SHORT EXERCISE:
Every entry must be repeated exactly. Exclude all pictures.

EXTRACTED DATA:
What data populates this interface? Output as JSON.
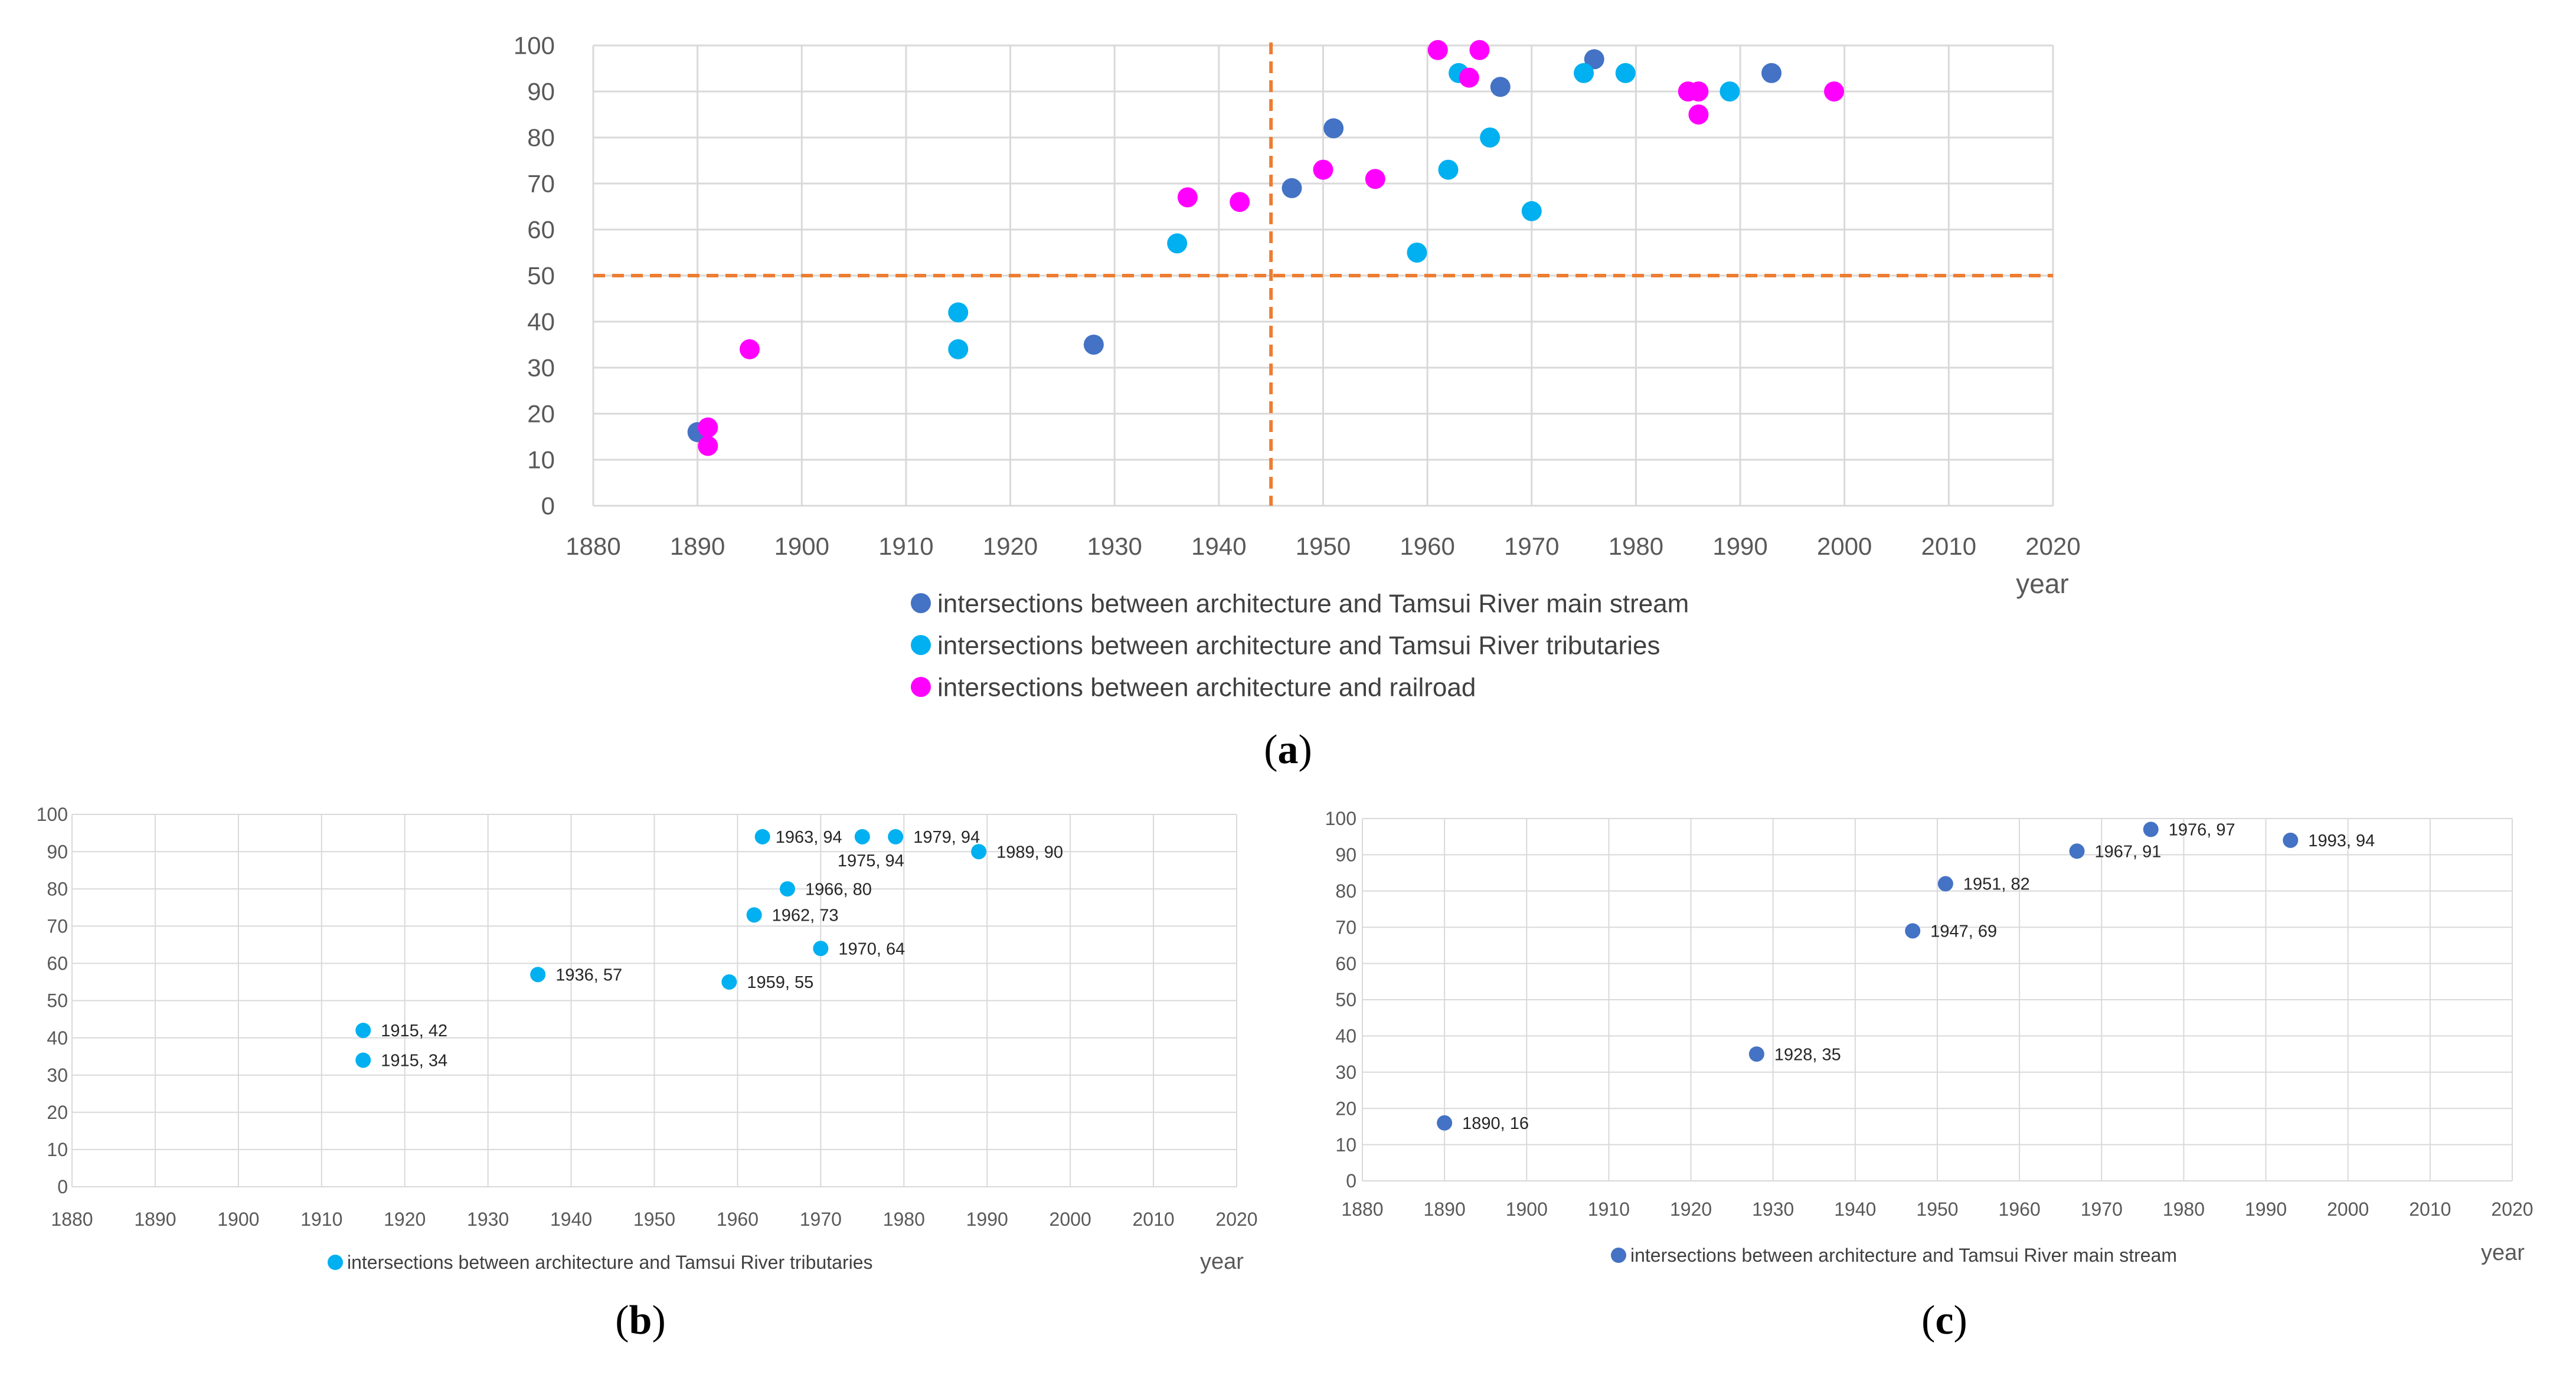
{
  "figure": {
    "charts": {
      "a": {
        "caption_letter": "a"
      },
      "b": {
        "caption_letter": "b"
      },
      "c": {
        "caption_letter": "c"
      }
    }
  },
  "chart_data": [
    {
      "id": "a",
      "type": "scatter",
      "xlim": [
        1880,
        2020
      ],
      "ylim": [
        0,
        100
      ],
      "xticks": [
        "1880",
        "1890",
        "1900",
        "1910",
        "1920",
        "1930",
        "1940",
        "1950",
        "1960",
        "1970",
        "1980",
        "1990",
        "2000",
        "2010",
        "2020"
      ],
      "yticks": [
        "0",
        "10",
        "20",
        "30",
        "40",
        "50",
        "60",
        "70",
        "80",
        "90",
        "100"
      ],
      "xlabel": "year",
      "grid": true,
      "legend_position": "bottom",
      "reference_lines": {
        "x": 1945,
        "y": 50,
        "color": "#ED7D31",
        "style": "dashed"
      },
      "series": [
        {
          "name": "intersections between architecture and Tamsui River main stream",
          "color": "#4472C4",
          "points": [
            [
              1890,
              16
            ],
            [
              1928,
              35
            ],
            [
              1947,
              69
            ],
            [
              1951,
              82
            ],
            [
              1967,
              91
            ],
            [
              1976,
              97
            ],
            [
              1993,
              94
            ]
          ]
        },
        {
          "name": "intersections between architecture and Tamsui River tributaries",
          "color": "#00B0F0",
          "points": [
            [
              1915,
              42
            ],
            [
              1915,
              34
            ],
            [
              1936,
              57
            ],
            [
              1959,
              55
            ],
            [
              1962,
              73
            ],
            [
              1963,
              94
            ],
            [
              1966,
              80
            ],
            [
              1970,
              64
            ],
            [
              1975,
              94
            ],
            [
              1979,
              94
            ],
            [
              1989,
              90
            ]
          ]
        },
        {
          "name": "intersections between architecture and railroad",
          "color": "#FF00FF",
          "points": [
            [
              1891,
              17
            ],
            [
              1891,
              13
            ],
            [
              1895,
              34
            ],
            [
              1937,
              67
            ],
            [
              1942,
              66
            ],
            [
              1950,
              73
            ],
            [
              1955,
              71
            ],
            [
              1961,
              99
            ],
            [
              1964,
              93
            ],
            [
              1965,
              99
            ],
            [
              1985,
              90
            ],
            [
              1986,
              90
            ],
            [
              1986,
              85
            ],
            [
              1999,
              90
            ]
          ]
        }
      ]
    },
    {
      "id": "b",
      "type": "scatter",
      "xlim": [
        1880,
        2020
      ],
      "ylim": [
        0,
        100
      ],
      "xticks": [
        "1880",
        "1890",
        "1900",
        "1910",
        "1920",
        "1930",
        "1940",
        "1950",
        "1960",
        "1970",
        "1980",
        "1990",
        "2000",
        "2010",
        "2020"
      ],
      "yticks": [
        "0",
        "10",
        "20",
        "30",
        "40",
        "50",
        "60",
        "70",
        "80",
        "90",
        "100"
      ],
      "xlabel": "year",
      "grid": true,
      "legend_position": "bottom",
      "series": [
        {
          "name": "intersections between architecture and Tamsui River tributaries",
          "color": "#00B0F0",
          "points": [
            [
              1915,
              42
            ],
            [
              1915,
              34
            ],
            [
              1936,
              57
            ],
            [
              1959,
              55
            ],
            [
              1962,
              73
            ],
            [
              1963,
              94
            ],
            [
              1966,
              80
            ],
            [
              1970,
              64
            ],
            [
              1975,
              94
            ],
            [
              1979,
              94
            ],
            [
              1989,
              90
            ]
          ],
          "labels": [
            "1915, 42",
            "1915, 34",
            "1936, 57",
            "1959, 55",
            "1962, 73",
            "1963, 94",
            "1966, 80",
            "1970, 64",
            "1975, 94",
            "1979, 94",
            "1989, 90"
          ]
        }
      ]
    },
    {
      "id": "c",
      "type": "scatter",
      "xlim": [
        1880,
        2020
      ],
      "ylim": [
        0,
        100
      ],
      "xticks": [
        "1880",
        "1890",
        "1900",
        "1910",
        "1920",
        "1930",
        "1940",
        "1950",
        "1960",
        "1970",
        "1980",
        "1990",
        "2000",
        "2010",
        "2020"
      ],
      "yticks": [
        "0",
        "10",
        "20",
        "30",
        "40",
        "50",
        "60",
        "70",
        "80",
        "90",
        "100"
      ],
      "xlabel": "year",
      "grid": true,
      "legend_position": "bottom",
      "series": [
        {
          "name": "intersections between architecture and Tamsui River main stream",
          "color": "#4472C4",
          "points": [
            [
              1890,
              16
            ],
            [
              1928,
              35
            ],
            [
              1947,
              69
            ],
            [
              1951,
              82
            ],
            [
              1967,
              91
            ],
            [
              1976,
              97
            ],
            [
              1993,
              94
            ]
          ],
          "labels": [
            "1890, 16",
            "1928, 35",
            "1947, 69",
            "1951, 82",
            "1967, 91",
            "1976, 97",
            "1993, 94"
          ]
        }
      ]
    }
  ]
}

SOLVED PROBLEM:
What data populates this interface? Output as JSON.
{
  "figure": {
    "charts": {
      "a": {
        "caption_letter": "a"
      },
      "b": {
        "caption_letter": "b"
      },
      "c": {
        "caption_letter": "c"
      }
    }
  },
  "chart_data": [
    {
      "id": "a",
      "type": "scatter",
      "xlim": [
        1880,
        2020
      ],
      "ylim": [
        0,
        100
      ],
      "xticks": [
        "1880",
        "1890",
        "1900",
        "1910",
        "1920",
        "1930",
        "1940",
        "1950",
        "1960",
        "1970",
        "1980",
        "1990",
        "2000",
        "2010",
        "2020"
      ],
      "yticks": [
        "0",
        "10",
        "20",
        "30",
        "40",
        "50",
        "60",
        "70",
        "80",
        "90",
        "100"
      ],
      "xlabel": "year",
      "grid": true,
      "legend_position": "bottom",
      "reference_lines": {
        "x": 1945,
        "y": 50,
        "color": "#ED7D31",
        "style": "dashed"
      },
      "series": [
        {
          "name": "intersections between architecture and Tamsui River main stream",
          "color": "#4472C4",
          "points": [
            [
              1890,
              16
            ],
            [
              1928,
              35
            ],
            [
              1947,
              69
            ],
            [
              1951,
              82
            ],
            [
              1967,
              91
            ],
            [
              1976,
              97
            ],
            [
              1993,
              94
            ]
          ]
        },
        {
          "name": "intersections between architecture and Tamsui River tributaries",
          "color": "#00B0F0",
          "points": [
            [
              1915,
              42
            ],
            [
              1915,
              34
            ],
            [
              1936,
              57
            ],
            [
              1959,
              55
            ],
            [
              1962,
              73
            ],
            [
              1963,
              94
            ],
            [
              1966,
              80
            ],
            [
              1970,
              64
            ],
            [
              1975,
              94
            ],
            [
              1979,
              94
            ],
            [
              1989,
              90
            ]
          ]
        },
        {
          "name": "intersections between architecture and railroad",
          "color": "#FF00FF",
          "points": [
            [
              1891,
              17
            ],
            [
              1891,
              13
            ],
            [
              1895,
              34
            ],
            [
              1937,
              67
            ],
            [
              1942,
              66
            ],
            [
              1950,
              73
            ],
            [
              1955,
              71
            ],
            [
              1961,
              99
            ],
            [
              1964,
              93
            ],
            [
              1965,
              99
            ],
            [
              1985,
              90
            ],
            [
              1986,
              90
            ],
            [
              1986,
              85
            ],
            [
              1999,
              90
            ]
          ]
        }
      ]
    },
    {
      "id": "b",
      "type": "scatter",
      "xlim": [
        1880,
        2020
      ],
      "ylim": [
        0,
        100
      ],
      "xticks": [
        "1880",
        "1890",
        "1900",
        "1910",
        "1920",
        "1930",
        "1940",
        "1950",
        "1960",
        "1970",
        "1980",
        "1990",
        "2000",
        "2010",
        "2020"
      ],
      "yticks": [
        "0",
        "10",
        "20",
        "30",
        "40",
        "50",
        "60",
        "70",
        "80",
        "90",
        "100"
      ],
      "xlabel": "year",
      "grid": true,
      "legend_position": "bottom",
      "series": [
        {
          "name": "intersections between architecture and Tamsui River tributaries",
          "color": "#00B0F0",
          "points": [
            [
              1915,
              42
            ],
            [
              1915,
              34
            ],
            [
              1936,
              57
            ],
            [
              1959,
              55
            ],
            [
              1962,
              73
            ],
            [
              1963,
              94
            ],
            [
              1966,
              80
            ],
            [
              1970,
              64
            ],
            [
              1975,
              94
            ],
            [
              1979,
              94
            ],
            [
              1989,
              90
            ]
          ],
          "labels": [
            "1915, 42",
            "1915, 34",
            "1936, 57",
            "1959, 55",
            "1962, 73",
            "1963, 94",
            "1966, 80",
            "1970, 64",
            "1975, 94",
            "1979, 94",
            "1989, 90"
          ]
        }
      ]
    },
    {
      "id": "c",
      "type": "scatter",
      "xlim": [
        1880,
        2020
      ],
      "ylim": [
        0,
        100
      ],
      "xticks": [
        "1880",
        "1890",
        "1900",
        "1910",
        "1920",
        "1930",
        "1940",
        "1950",
        "1960",
        "1970",
        "1980",
        "1990",
        "2000",
        "2010",
        "2020"
      ],
      "yticks": [
        "0",
        "10",
        "20",
        "30",
        "40",
        "50",
        "60",
        "70",
        "80",
        "90",
        "100"
      ],
      "xlabel": "year",
      "grid": true,
      "legend_position": "bottom",
      "series": [
        {
          "name": "intersections between architecture and Tamsui River main stream",
          "color": "#4472C4",
          "points": [
            [
              1890,
              16
            ],
            [
              1928,
              35
            ],
            [
              1947,
              69
            ],
            [
              1951,
              82
            ],
            [
              1967,
              91
            ],
            [
              1976,
              97
            ],
            [
              1993,
              94
            ]
          ],
          "labels": [
            "1890, 16",
            "1928, 35",
            "1947, 69",
            "1951, 82",
            "1967, 91",
            "1976, 97",
            "1993, 94"
          ]
        }
      ]
    }
  ]
}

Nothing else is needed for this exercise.